# Task inputs start

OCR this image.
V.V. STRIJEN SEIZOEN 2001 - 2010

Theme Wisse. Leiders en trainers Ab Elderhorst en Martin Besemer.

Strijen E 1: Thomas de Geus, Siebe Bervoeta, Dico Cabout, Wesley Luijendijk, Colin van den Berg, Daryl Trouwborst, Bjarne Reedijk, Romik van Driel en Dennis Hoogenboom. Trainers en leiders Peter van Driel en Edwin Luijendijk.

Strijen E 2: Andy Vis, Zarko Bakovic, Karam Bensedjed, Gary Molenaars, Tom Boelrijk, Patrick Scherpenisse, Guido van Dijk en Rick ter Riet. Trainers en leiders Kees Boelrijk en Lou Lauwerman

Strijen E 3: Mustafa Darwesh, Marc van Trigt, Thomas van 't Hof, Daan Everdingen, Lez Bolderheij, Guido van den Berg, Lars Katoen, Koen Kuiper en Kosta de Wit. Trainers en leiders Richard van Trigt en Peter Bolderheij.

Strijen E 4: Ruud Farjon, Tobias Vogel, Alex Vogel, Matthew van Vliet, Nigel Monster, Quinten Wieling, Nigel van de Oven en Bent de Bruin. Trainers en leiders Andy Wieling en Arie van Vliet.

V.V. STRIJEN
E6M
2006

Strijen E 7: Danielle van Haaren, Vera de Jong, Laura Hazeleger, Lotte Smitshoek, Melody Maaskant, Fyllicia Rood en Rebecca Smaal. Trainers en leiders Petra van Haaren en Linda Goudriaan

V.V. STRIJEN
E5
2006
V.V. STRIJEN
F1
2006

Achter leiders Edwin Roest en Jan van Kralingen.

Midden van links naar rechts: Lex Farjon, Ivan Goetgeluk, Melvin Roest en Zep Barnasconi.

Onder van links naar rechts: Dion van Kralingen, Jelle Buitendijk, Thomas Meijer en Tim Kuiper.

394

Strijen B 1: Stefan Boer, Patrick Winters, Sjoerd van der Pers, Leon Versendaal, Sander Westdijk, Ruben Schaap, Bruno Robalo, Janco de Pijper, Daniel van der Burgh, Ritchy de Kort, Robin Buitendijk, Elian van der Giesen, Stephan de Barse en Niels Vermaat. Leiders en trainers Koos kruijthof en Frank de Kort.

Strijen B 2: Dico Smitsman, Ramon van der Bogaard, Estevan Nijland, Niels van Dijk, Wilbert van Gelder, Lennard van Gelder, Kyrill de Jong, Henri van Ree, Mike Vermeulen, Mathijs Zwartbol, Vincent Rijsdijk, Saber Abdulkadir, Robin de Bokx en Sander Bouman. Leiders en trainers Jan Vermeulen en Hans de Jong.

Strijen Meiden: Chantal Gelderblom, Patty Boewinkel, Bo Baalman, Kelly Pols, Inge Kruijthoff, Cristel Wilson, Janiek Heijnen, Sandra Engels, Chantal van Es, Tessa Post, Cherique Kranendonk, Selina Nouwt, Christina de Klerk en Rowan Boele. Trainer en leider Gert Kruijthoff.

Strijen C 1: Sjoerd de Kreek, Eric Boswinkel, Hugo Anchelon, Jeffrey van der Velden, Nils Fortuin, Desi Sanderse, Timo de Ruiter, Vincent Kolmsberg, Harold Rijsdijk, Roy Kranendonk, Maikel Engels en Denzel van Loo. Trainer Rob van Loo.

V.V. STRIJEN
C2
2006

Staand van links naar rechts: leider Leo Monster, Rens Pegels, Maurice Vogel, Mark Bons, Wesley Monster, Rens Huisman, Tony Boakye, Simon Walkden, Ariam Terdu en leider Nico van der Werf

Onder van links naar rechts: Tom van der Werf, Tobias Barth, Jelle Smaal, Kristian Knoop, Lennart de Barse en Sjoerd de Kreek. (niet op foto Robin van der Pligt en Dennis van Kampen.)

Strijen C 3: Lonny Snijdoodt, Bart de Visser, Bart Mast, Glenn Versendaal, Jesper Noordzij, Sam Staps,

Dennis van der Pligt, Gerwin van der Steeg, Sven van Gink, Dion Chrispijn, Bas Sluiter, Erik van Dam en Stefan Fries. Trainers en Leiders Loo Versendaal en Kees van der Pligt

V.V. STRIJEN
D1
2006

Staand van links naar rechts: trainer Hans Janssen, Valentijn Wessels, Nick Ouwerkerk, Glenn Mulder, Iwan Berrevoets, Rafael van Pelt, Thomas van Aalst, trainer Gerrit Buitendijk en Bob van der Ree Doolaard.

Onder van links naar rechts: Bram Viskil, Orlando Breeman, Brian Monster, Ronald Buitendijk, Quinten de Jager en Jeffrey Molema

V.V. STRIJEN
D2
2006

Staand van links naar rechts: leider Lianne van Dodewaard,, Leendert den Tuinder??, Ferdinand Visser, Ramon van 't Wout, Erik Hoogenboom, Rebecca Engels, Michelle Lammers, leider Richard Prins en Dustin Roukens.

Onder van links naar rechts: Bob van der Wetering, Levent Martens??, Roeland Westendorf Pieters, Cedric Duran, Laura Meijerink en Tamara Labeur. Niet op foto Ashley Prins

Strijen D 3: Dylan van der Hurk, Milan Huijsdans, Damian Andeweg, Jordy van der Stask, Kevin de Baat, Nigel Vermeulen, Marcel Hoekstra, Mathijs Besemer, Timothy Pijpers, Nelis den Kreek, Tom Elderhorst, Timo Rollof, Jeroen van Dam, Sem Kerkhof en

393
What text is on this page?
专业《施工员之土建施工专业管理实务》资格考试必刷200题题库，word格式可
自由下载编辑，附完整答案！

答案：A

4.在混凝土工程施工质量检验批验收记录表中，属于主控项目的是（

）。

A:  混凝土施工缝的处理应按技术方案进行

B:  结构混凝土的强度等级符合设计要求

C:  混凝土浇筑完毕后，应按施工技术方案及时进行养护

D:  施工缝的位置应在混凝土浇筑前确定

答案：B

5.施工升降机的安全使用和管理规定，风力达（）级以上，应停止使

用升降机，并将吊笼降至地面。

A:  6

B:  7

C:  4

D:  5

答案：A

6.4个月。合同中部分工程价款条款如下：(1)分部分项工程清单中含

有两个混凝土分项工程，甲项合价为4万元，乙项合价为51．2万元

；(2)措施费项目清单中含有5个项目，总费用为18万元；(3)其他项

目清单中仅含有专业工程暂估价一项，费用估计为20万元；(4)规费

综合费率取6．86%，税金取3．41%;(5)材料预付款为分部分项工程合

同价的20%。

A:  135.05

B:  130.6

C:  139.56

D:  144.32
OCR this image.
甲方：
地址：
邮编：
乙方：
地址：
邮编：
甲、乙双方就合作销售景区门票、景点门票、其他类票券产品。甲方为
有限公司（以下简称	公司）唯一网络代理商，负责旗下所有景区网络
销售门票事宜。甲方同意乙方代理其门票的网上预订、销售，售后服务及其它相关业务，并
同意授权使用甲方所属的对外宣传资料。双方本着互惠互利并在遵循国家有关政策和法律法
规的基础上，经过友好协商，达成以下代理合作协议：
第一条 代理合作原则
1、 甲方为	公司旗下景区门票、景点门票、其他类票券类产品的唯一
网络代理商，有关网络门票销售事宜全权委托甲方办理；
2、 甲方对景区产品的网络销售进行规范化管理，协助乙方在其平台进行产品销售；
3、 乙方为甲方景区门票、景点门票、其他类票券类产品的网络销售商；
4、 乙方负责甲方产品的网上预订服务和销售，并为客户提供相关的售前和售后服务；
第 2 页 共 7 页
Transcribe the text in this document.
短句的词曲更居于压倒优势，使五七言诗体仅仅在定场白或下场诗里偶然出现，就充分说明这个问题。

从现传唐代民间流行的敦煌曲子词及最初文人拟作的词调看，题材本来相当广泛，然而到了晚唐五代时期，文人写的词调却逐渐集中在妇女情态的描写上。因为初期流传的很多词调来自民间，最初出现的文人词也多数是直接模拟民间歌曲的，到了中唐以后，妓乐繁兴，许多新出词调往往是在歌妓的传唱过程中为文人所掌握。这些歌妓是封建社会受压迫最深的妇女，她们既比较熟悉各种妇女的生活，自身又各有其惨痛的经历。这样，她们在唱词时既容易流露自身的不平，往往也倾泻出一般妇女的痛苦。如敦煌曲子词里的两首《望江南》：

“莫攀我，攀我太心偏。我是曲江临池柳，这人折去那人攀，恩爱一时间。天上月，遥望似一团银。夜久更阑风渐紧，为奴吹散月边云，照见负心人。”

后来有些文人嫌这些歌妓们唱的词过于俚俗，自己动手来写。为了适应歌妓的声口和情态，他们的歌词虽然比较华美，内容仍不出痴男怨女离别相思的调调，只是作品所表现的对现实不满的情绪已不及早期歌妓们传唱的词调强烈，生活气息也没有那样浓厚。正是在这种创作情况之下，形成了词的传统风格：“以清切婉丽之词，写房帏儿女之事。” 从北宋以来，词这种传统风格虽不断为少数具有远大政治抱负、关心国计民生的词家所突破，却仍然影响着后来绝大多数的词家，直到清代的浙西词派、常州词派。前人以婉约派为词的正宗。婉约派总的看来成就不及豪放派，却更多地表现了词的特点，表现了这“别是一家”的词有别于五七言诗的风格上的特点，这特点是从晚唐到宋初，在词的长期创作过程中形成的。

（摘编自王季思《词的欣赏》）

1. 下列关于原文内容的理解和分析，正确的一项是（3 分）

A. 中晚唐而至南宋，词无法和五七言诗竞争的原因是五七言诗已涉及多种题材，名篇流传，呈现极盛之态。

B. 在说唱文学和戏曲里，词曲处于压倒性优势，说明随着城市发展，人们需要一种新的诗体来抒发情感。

# Task inputs end

Output the line that contains "Transcribe the text in this document.", followed by every later line in the listing, with no line omitted and none added.

__Answer to the problem__.
Transcribe the text in this document.
短句的词曲更居于压倒优势，使五七言诗体仅仅在定场白或下场诗里偶然出现，就充分说明这个问题。

从现传唐代民间流行的敦煌曲子词及最初文人拟作的词调看，题材本来相当广泛，然而到了晚唐五代时期，文人写的词调却逐渐集中在妇女情态的描写上。因为初期流传的很多词调来自民间，最初出现的文人词也多数是直接模拟民间歌曲的，到了中唐以后，妓乐繁兴，许多新出词调往往是在歌妓的传唱过程中为文人所掌握。这些歌妓是封建社会受压迫最深的妇女，她们既比较熟悉各种妇女的生活，自身又各有其惨痛的经历。这样，她们在唱词时既容易流露自身的不平，往往也倾泻出一般妇女的痛苦。如敦煌曲子词里的两首《望江南》：

“莫攀我，攀我太心偏。我是曲江临池柳，这人折去那人攀，恩爱一时间。天上月，遥望似一团银。夜久更阑风渐紧，为奴吹散月边云，照见负心人。”

后来有些文人嫌这些歌妓们唱的词过于俚俗，自己动手来写。为了适应歌妓的声口和情态，他们的歌词虽然比较华美，内容仍不出痴男怨女离别相思的调调，只是作品所表现的对现实不满的情绪已不及早期歌妓们传唱的词调强烈，生活气息也没有那样浓厚。正是在这种创作情况之下，形成了词的传统风格：“以清切婉丽之词，写房帏儿女之事。” 从北宋以来，词这种传统风格虽不断为少数具有远大政治抱负、关心国计民生的词家所突破，却仍然影响着后来绝大多数的词家，直到清代的浙西词派、常州词派。前人以婉约派为词的正宗。婉约派总的看来成就不及豪放派，却更多地表现了词的特点，表现了这“别是一家”的词有别于五七言诗的风格上的特点，这特点是从晚唐到宋初，在词的长期创作过程中形成的。

（摘编自王季思《词的欣赏》）

1. 下列关于原文内容的理解和分析，正确的一项是（3 分）

A. 中晚唐而至南宋，词无法和五七言诗竞争的原因是五七言诗已涉及多种题材，名篇流传，呈现极盛之态。

B. 在说唱文学和戏曲里，词曲处于压倒性优势，说明随着城市发展，人们需要一种新的诗体来抒发情感。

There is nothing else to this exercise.